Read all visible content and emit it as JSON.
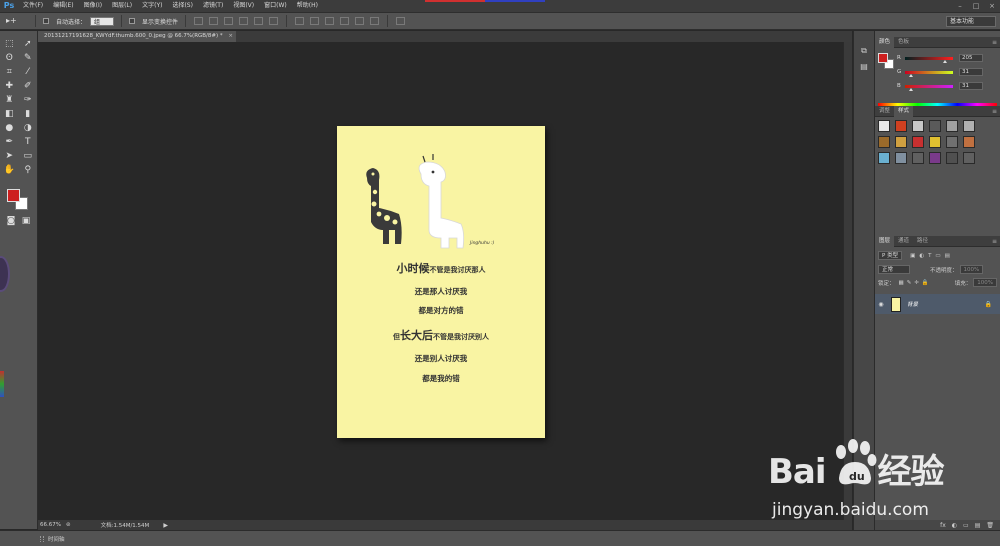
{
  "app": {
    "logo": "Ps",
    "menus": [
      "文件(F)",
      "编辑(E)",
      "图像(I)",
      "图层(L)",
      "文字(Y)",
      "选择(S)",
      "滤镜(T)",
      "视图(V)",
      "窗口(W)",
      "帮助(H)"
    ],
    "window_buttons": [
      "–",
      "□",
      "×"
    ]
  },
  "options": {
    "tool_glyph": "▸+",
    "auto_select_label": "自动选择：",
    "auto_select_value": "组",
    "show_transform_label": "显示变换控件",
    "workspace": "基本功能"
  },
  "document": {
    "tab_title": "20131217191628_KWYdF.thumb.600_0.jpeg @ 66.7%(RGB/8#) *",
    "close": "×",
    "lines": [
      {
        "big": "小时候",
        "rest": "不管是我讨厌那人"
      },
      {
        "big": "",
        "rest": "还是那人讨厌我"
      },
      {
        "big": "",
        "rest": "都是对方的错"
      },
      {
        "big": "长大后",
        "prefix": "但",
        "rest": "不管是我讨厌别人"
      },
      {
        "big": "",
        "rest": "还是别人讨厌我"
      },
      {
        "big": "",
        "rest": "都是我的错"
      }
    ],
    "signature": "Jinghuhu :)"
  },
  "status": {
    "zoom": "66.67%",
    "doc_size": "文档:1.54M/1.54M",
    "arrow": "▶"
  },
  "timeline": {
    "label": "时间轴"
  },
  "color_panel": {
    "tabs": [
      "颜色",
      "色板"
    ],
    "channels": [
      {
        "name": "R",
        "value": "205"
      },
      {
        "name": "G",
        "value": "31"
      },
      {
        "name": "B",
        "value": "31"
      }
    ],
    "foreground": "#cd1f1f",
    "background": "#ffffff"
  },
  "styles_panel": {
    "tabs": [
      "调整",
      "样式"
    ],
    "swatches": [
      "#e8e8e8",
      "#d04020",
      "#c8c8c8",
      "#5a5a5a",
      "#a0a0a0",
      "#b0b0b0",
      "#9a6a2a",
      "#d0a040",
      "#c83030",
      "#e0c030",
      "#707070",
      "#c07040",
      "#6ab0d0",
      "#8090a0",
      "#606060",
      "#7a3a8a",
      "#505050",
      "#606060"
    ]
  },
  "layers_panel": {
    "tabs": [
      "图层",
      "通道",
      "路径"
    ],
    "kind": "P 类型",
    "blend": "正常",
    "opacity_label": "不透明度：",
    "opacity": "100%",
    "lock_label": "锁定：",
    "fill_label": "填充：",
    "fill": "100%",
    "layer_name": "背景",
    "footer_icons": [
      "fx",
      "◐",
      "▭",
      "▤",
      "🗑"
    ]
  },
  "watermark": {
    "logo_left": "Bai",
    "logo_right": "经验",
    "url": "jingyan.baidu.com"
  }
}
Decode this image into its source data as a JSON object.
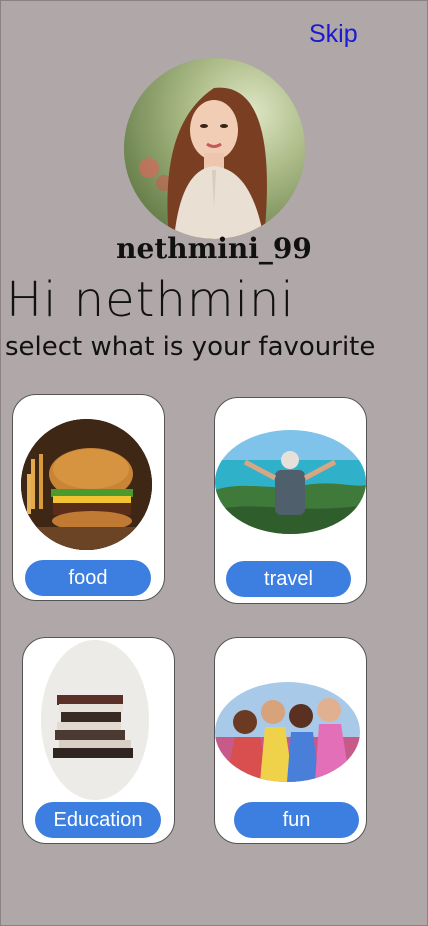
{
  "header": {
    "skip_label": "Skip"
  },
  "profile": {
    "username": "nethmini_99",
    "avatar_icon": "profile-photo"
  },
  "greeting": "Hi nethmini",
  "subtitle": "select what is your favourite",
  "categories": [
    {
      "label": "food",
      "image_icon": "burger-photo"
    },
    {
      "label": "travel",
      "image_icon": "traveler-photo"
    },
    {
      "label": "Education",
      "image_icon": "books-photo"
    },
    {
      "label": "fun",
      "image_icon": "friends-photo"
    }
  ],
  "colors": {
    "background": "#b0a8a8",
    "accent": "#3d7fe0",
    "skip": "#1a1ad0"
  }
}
::::
> [Stated exercise]: Copy out exactly the lines between the line containing "Decode this image" and the end of the entries, including both, and leave the pictures behind.

> [Response]:
Decode this image into its source data as a JSON object.
{
  "header": {
    "skip_label": "Skip"
  },
  "profile": {
    "username": "nethmini_99",
    "avatar_icon": "profile-photo"
  },
  "greeting": "Hi nethmini",
  "subtitle": "select what is your favourite",
  "categories": [
    {
      "label": "food",
      "image_icon": "burger-photo"
    },
    {
      "label": "travel",
      "image_icon": "traveler-photo"
    },
    {
      "label": "Education",
      "image_icon": "books-photo"
    },
    {
      "label": "fun",
      "image_icon": "friends-photo"
    }
  ],
  "colors": {
    "background": "#b0a8a8",
    "accent": "#3d7fe0",
    "skip": "#1a1ad0"
  }
}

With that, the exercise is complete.